Task prompt: Look for the string "icon" in every line, and copy each line that has it.

Data to use:

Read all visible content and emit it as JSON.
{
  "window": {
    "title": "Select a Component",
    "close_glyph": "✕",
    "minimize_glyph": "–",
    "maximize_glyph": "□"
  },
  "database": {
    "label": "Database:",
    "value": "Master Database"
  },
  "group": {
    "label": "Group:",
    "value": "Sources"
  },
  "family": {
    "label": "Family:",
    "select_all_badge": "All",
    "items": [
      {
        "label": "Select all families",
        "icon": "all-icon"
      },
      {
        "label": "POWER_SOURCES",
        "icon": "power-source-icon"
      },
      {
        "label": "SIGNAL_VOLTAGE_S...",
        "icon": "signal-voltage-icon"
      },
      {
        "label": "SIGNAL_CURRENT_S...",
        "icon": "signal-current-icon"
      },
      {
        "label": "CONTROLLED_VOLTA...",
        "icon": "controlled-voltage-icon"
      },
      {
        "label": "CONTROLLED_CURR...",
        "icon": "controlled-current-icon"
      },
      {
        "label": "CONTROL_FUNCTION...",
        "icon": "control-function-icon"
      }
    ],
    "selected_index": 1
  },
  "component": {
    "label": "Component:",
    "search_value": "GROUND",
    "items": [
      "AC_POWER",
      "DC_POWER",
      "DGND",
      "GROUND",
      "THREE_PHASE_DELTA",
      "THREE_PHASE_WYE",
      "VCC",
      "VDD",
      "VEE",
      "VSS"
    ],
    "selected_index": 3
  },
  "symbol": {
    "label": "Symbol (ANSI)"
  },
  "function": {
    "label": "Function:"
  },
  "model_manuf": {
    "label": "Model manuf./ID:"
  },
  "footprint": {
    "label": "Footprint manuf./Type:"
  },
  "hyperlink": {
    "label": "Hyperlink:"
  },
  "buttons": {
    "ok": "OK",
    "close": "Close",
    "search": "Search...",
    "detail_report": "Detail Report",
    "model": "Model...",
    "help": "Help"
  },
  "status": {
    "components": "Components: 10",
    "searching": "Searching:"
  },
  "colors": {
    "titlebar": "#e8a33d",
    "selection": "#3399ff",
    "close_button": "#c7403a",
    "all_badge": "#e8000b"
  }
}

Full solution:
        "icon": "all-icon"
        "icon": "power-source-icon"
        "icon": "signal-voltage-icon"
        "icon": "signal-current-icon"
        "icon": "controlled-voltage-icon"
        "icon": "controlled-current-icon"
        "icon": "control-function-icon"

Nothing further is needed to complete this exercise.